### Work to be completed
Pick out the lines in the listing below that contain the word "center" and copy them.

### Available records
----------

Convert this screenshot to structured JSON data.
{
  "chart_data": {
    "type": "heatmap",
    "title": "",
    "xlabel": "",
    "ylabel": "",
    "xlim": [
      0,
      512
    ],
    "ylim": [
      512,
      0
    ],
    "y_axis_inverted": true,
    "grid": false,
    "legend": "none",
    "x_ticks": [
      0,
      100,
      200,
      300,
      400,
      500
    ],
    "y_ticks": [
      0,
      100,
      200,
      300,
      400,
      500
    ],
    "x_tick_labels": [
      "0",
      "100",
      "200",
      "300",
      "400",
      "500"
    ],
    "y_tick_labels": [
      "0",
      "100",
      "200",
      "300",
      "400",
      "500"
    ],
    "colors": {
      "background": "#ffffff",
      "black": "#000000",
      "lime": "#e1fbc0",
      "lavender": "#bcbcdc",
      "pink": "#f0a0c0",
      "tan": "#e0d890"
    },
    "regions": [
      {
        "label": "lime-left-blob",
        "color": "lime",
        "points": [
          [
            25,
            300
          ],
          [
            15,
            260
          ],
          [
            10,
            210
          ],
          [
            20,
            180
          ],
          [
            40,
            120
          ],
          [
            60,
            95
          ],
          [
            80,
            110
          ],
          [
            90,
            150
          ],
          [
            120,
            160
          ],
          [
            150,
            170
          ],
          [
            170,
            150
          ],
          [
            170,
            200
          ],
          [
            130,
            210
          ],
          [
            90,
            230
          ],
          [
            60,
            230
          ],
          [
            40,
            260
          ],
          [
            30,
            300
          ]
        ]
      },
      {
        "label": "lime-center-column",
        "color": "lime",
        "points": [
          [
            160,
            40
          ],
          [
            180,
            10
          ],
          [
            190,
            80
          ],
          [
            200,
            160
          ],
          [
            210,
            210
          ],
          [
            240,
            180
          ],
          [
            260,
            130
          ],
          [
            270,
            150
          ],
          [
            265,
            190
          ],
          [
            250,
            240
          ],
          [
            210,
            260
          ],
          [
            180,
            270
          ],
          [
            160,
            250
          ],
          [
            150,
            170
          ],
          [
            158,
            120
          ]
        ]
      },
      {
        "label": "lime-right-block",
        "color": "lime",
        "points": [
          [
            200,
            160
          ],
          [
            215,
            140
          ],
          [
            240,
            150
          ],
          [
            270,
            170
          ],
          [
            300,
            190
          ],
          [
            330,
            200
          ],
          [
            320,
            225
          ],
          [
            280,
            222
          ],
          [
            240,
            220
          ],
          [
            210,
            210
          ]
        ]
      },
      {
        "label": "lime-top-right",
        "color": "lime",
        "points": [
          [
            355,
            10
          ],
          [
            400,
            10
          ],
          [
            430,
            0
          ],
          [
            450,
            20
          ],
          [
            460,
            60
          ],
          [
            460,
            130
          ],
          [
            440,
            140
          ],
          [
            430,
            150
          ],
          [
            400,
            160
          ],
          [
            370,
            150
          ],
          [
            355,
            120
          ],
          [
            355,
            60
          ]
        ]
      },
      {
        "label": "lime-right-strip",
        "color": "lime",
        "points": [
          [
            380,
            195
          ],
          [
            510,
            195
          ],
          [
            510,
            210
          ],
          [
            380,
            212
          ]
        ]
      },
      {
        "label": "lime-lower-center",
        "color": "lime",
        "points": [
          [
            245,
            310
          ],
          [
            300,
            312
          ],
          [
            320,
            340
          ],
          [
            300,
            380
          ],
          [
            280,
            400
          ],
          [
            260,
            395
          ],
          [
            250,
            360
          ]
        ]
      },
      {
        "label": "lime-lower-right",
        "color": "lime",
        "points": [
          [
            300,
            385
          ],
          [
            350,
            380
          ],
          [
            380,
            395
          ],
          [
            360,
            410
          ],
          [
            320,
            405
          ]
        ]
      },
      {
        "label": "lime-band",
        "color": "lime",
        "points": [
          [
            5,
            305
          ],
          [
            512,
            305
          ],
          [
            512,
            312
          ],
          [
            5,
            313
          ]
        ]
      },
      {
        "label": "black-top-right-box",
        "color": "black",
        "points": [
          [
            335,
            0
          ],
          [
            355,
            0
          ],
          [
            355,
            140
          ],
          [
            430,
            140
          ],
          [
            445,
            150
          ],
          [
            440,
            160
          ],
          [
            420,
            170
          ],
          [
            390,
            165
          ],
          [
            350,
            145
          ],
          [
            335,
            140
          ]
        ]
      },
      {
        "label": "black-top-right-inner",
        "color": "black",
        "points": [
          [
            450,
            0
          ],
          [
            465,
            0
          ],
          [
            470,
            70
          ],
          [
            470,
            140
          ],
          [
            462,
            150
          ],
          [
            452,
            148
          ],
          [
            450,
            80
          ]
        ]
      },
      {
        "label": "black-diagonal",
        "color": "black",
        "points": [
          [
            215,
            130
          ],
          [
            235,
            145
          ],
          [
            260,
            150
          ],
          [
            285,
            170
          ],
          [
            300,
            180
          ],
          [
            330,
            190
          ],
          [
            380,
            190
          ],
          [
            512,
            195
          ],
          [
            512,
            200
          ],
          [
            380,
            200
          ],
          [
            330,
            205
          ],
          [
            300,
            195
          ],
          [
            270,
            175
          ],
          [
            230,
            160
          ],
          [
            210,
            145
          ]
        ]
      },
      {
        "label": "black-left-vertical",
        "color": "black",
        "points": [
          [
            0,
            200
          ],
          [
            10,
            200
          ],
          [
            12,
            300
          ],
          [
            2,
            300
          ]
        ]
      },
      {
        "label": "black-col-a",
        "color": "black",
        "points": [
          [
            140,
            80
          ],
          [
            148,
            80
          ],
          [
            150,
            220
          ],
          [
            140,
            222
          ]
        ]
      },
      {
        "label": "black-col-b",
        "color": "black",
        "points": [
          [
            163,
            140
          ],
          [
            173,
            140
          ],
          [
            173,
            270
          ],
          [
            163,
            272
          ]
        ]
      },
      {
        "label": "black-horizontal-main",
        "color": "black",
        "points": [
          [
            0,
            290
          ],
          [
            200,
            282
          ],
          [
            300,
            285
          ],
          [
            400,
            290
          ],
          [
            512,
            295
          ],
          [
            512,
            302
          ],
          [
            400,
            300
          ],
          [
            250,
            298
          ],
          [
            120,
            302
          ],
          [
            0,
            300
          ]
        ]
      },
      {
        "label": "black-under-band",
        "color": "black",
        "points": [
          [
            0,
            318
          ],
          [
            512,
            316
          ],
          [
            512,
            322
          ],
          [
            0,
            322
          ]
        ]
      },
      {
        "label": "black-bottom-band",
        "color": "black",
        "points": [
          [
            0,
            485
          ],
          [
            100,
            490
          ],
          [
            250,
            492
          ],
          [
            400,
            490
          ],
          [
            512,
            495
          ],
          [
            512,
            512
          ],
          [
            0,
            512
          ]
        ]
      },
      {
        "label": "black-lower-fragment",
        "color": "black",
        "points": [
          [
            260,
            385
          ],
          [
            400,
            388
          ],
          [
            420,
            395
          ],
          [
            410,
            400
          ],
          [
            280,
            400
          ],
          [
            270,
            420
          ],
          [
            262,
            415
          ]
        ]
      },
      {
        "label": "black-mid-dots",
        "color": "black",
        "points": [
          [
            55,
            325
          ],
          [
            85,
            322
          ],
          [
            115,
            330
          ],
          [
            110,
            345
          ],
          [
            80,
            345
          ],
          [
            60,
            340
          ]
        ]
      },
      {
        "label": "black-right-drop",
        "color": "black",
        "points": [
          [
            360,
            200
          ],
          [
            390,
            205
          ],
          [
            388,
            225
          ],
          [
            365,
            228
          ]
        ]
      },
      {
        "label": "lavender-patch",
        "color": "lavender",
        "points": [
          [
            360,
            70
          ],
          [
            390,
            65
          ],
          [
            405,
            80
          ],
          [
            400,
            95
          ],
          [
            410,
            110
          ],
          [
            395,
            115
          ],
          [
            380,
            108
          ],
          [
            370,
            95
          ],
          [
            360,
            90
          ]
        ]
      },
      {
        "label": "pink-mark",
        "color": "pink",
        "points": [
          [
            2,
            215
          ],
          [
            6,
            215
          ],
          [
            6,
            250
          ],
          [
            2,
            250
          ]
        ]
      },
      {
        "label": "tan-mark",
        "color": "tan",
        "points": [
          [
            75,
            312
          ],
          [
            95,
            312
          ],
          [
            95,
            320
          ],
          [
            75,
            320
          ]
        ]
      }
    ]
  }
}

----------

### Full output
        "label": "lime-center-column",
        "label": "lime-lower-center",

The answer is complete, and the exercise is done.